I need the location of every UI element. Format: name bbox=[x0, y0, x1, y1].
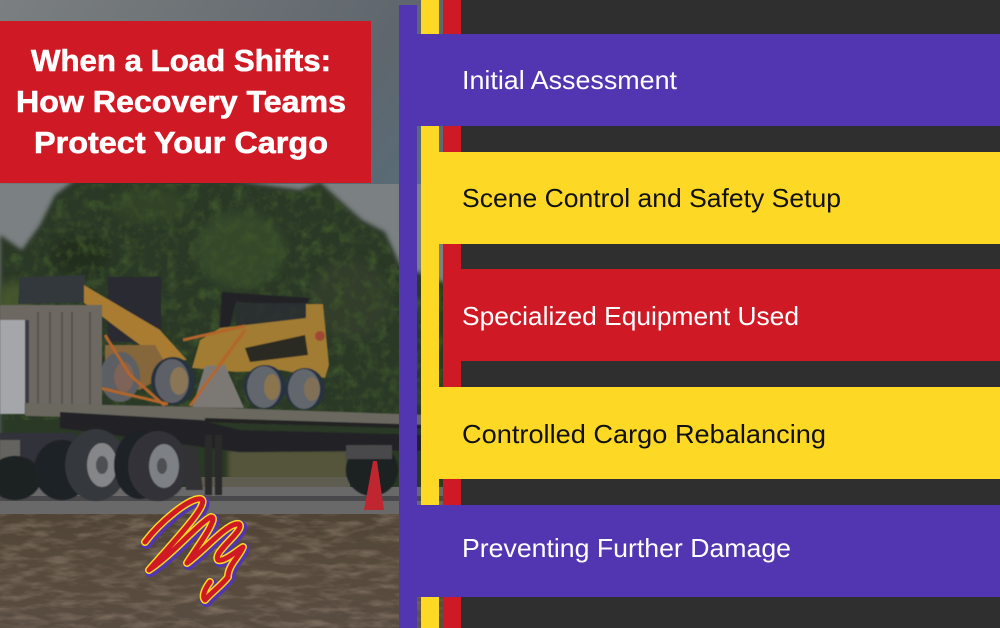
step 4: Controlled Cargo Rebalancing: Controlled Cargo Rebalancing bbox=[462, 419, 826, 449]
title panel: When a Load Shifts: bbox=[31, 43, 331, 78]
vertical stripe: red bbox=[443, 0, 461, 628]
dark background panel bbox=[461, 0, 1000, 628]
road and curb bbox=[0, 477, 462, 516]
title panel bbox=[0, 21, 371, 183]
vertical stripe: yellow bbox=[421, 0, 439, 628]
grass behind trailer bbox=[226, 450, 348, 477]
step 5: Preventing Further Damage bbox=[399, 505, 1000, 597]
truck wheels bbox=[0, 429, 398, 501]
vertical stripe: purple bbox=[399, 5, 417, 628]
back skid steer loader bbox=[18, 275, 195, 405]
background photo: truck hauling skid steers bbox=[0, 0, 462, 628]
step 1: Initial Assessment bbox=[399, 34, 1000, 126]
title panel: How Recovery Teams bbox=[16, 84, 346, 119]
step 1: Initial Assessment: Initial Assessment bbox=[462, 65, 678, 95]
tree line bbox=[0, 180, 462, 490]
flatbed trailer bbox=[0, 403, 462, 495]
title panel: Protect Your Cargo bbox=[34, 125, 328, 160]
step 4: Controlled Cargo Rebalancing bbox=[421, 387, 1000, 479]
step 3: Specialized Equipment Used: Specialized Equipment Used bbox=[462, 301, 799, 331]
container box on trailer bbox=[0, 305, 102, 415]
step 3: Specialized Equipment Used bbox=[443, 269, 1000, 361]
dirt ground bbox=[0, 514, 462, 628]
logo: script M and y monogram bbox=[145, 499, 244, 602]
front skid steer loader bbox=[100, 292, 329, 410]
traffic cone bbox=[364, 461, 384, 510]
step 2: Scene Control and Safety Setup: Scene Control and Safety Setup bbox=[462, 183, 841, 213]
step 2: Scene Control and Safety Setup bbox=[421, 152, 1000, 244]
step 5: Preventing Further Damage: Preventing Further Damage bbox=[462, 533, 791, 563]
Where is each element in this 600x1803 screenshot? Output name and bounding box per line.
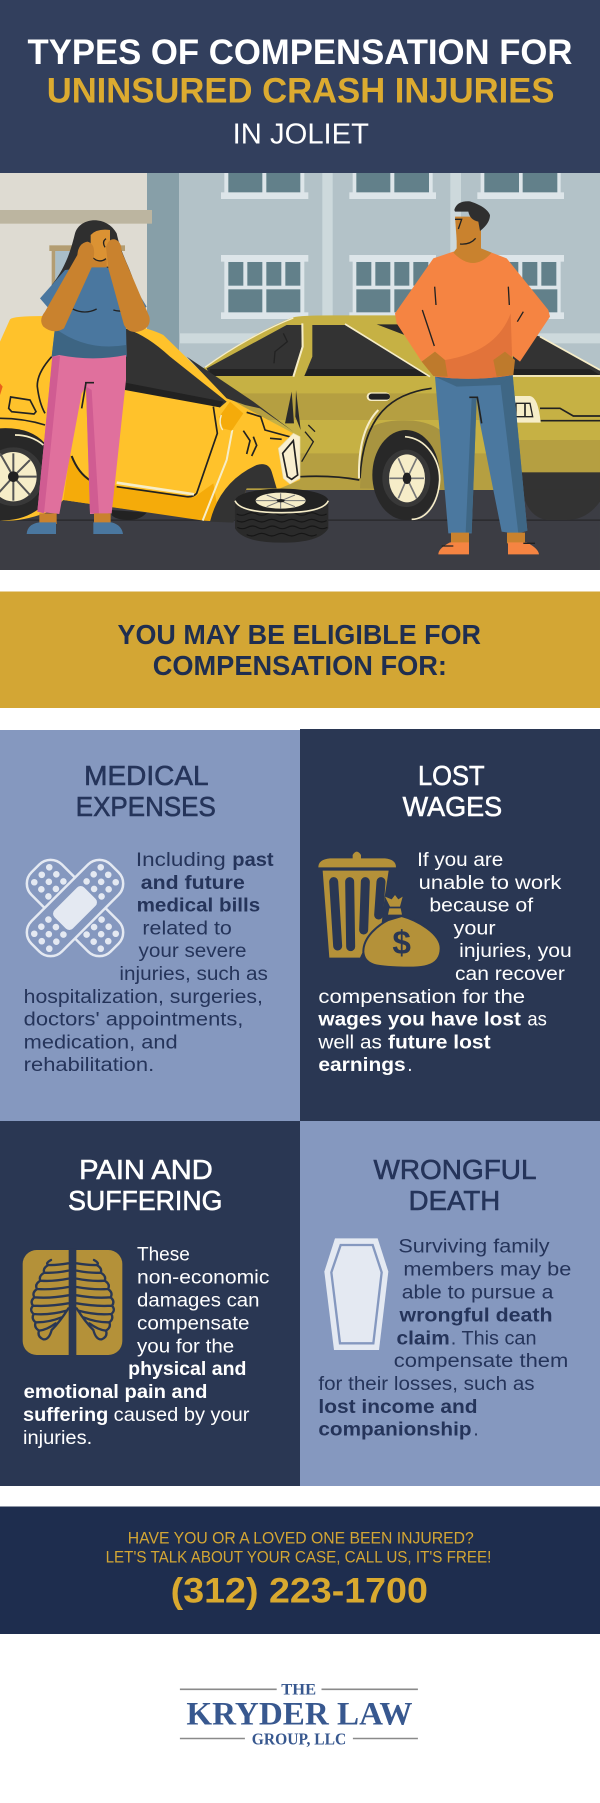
text: wrongful death: members may be <box>403 1260 571 1281</box>
heading: lost wages <box>403 760 502 822</box>
icon: trash can and money bag <box>318 852 441 968</box>
text: pain and suffering: non-economic <box>137 1268 269 1289</box>
phone number: (312) 223-1700 <box>171 1572 428 1611</box>
call to action panel <box>0 1506 600 1634</box>
title: IN JOLIET <box>233 119 369 151</box>
text: medical expenses: medication, and <box>24 1032 178 1053</box>
damage cracks <box>285 390 301 430</box>
heading: pain and suffering <box>68 1154 222 1216</box>
call to action text: HAVE YOU OR A LOVED ONE BEEN INJURED? <box>128 1529 474 1547</box>
heading: medical expenses <box>76 760 216 822</box>
text: lost wages: because of <box>429 896 534 917</box>
text: medical expenses <box>24 850 274 1076</box>
text: pain and suffering: These <box>137 1245 190 1266</box>
heading: wrongful death: WRONGFUL <box>374 1154 536 1185</box>
logo: The Kryder Law Group: THE <box>281 1681 316 1698</box>
icon: rib cage <box>23 1248 122 1357</box>
text: lost wages: can recover <box>455 964 566 985</box>
heading: lost wages: WAGES <box>403 791 502 822</box>
call to action text <box>106 1529 491 1566</box>
text: medical expenses: rehabilitation. <box>24 1055 154 1076</box>
text: pain and suffering: suffering <box>23 1405 108 1426</box>
text: wrongful death: able to pursue a <box>402 1283 554 1304</box>
yellow car <box>0 316 300 523</box>
icon: coffin <box>324 1238 388 1350</box>
text: medical expenses: injuries, such as <box>119 964 268 985</box>
text: lost wages: . <box>407 1055 412 1076</box>
olive car <box>203 315 600 520</box>
text: medical expenses: and future <box>141 873 245 894</box>
text: lost wages: future lost <box>388 1032 491 1053</box>
taillight <box>515 396 600 423</box>
text: pain and suffering <box>23 1245 269 1449</box>
text: medical expenses: your severe <box>138 941 246 962</box>
text: wrongful death: wrongful death <box>398 1306 553 1327</box>
front wheel <box>0 428 45 520</box>
text: lost wages: your <box>454 918 496 939</box>
man <box>395 201 550 554</box>
title <box>28 33 572 151</box>
text: wrongful death <box>318 1237 571 1441</box>
text: wrongful death: lost income and <box>318 1397 478 1418</box>
text: lost wages: unable to work <box>419 873 562 894</box>
text: pain and suffering: caused by your <box>114 1405 250 1426</box>
text: lost wages: well as <box>317 1032 382 1053</box>
header panel <box>0 0 600 173</box>
title: UNINSURED CRASH INJURIES <box>47 72 554 111</box>
text: wrongful death: Surviving family <box>398 1237 550 1258</box>
road <box>0 490 600 570</box>
heading: wrongful death <box>374 1154 536 1216</box>
text: wrongful death: claim <box>396 1328 450 1349</box>
text: pain and suffering: emotional pain and <box>24 1382 207 1403</box>
panel: medical expenses <box>0 730 300 1121</box>
eligibility banner: COMPENSATION FOR: <box>153 650 447 681</box>
logo: The Kryder Law Group <box>180 1681 418 1748</box>
text: lost wages: earnings <box>318 1055 406 1076</box>
text: wrongful death: companionship <box>318 1420 472 1441</box>
heading: lost wages: LOST <box>418 760 485 791</box>
text: wrongful death: for their losses, such as <box>318 1374 535 1395</box>
text: lost wages: compensation for the <box>318 987 525 1008</box>
illustration: car crash scene <box>0 173 600 570</box>
text: medical expenses: doctors' appointments, <box>24 1010 243 1031</box>
panel: wrongful death <box>300 1121 600 1486</box>
logo: The Kryder Law Group: KRYDER LAW <box>186 1697 412 1733</box>
woman <box>27 220 150 534</box>
heading: wrongful death: DEATH <box>409 1185 500 1216</box>
text: lost wages: wages you have lost <box>317 1010 522 1031</box>
text: medical expenses: hospitalization, surgeries, <box>24 987 263 1008</box>
text: pain and suffering: injuries. <box>23 1428 92 1449</box>
logo: The Kryder Law Group: GROUP, LLC <box>252 1730 346 1748</box>
text: wrongful death: . This can <box>451 1328 536 1349</box>
building background <box>0 173 600 506</box>
eligibility banner: YOU MAY BE ELIGIBLE FOR <box>118 619 481 650</box>
text: wrongful death: compensate them <box>394 1351 568 1372</box>
icon: trash can and money bag: $ <box>392 925 411 962</box>
call to action text: LET'S TALK ABOUT YOUR CASE, CALL US, IT'S FREE! <box>106 1548 491 1566</box>
text: medical expenses: past <box>232 850 274 871</box>
eligibility banner <box>0 592 600 708</box>
text: wrongful death: . <box>473 1420 479 1441</box>
bumper piece <box>278 433 300 484</box>
rear wheel <box>372 430 440 520</box>
text: medical expenses: related to <box>142 918 232 939</box>
top windows <box>221 173 564 199</box>
icon: bandage <box>20 853 130 963</box>
text: lost wages: If you are <box>417 850 503 871</box>
heading: medical expenses: EXPENSES <box>76 791 216 822</box>
heading: pain and suffering: PAIN AND <box>79 1154 213 1185</box>
panel: pain and suffering <box>0 1121 300 1486</box>
panel: lost wages <box>300 729 600 1121</box>
text: pain and suffering: compensate <box>137 1314 250 1335</box>
text: lost wages <box>317 850 572 1076</box>
text: pain and suffering: you for the <box>137 1336 234 1357</box>
loose tire <box>235 489 328 543</box>
text: medical expenses: medical bills <box>137 896 260 917</box>
heading: pain and suffering: SUFFERING <box>68 1185 222 1216</box>
heading: medical expenses: MEDICAL <box>84 760 209 791</box>
text: lost wages: as <box>527 1010 547 1031</box>
text: pain and suffering: damages can <box>137 1291 260 1312</box>
text: pain and suffering: physical and <box>128 1359 246 1380</box>
title: TYPES OF COMPENSATION FOR <box>28 33 572 72</box>
text: medical expenses: Including <box>136 850 226 871</box>
text: lost wages: injuries, you <box>459 941 572 962</box>
middle windows <box>221 255 564 319</box>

**Goal:** Please copy everything from the record line containing "text: wrongful death: members" down to the line containing "heading: pain and suffering <box>68", both included, reproducing each line without any change.

**Full answer:**
text: wrongful death: members may be <box>403 1260 571 1281</box>
heading: lost wages <box>403 760 502 822</box>
icon: trash can and money bag <box>318 852 441 968</box>
text: pain and suffering: non-economic <box>137 1268 269 1289</box>
phone number: (312) 223-1700 <box>171 1572 428 1611</box>
call to action panel <box>0 1506 600 1634</box>
title: IN JOLIET <box>233 119 369 151</box>
text: medical expenses: medication, and <box>24 1032 178 1053</box>
damage cracks <box>285 390 301 430</box>
heading: pain and suffering <box>68 1154 222 1216</box>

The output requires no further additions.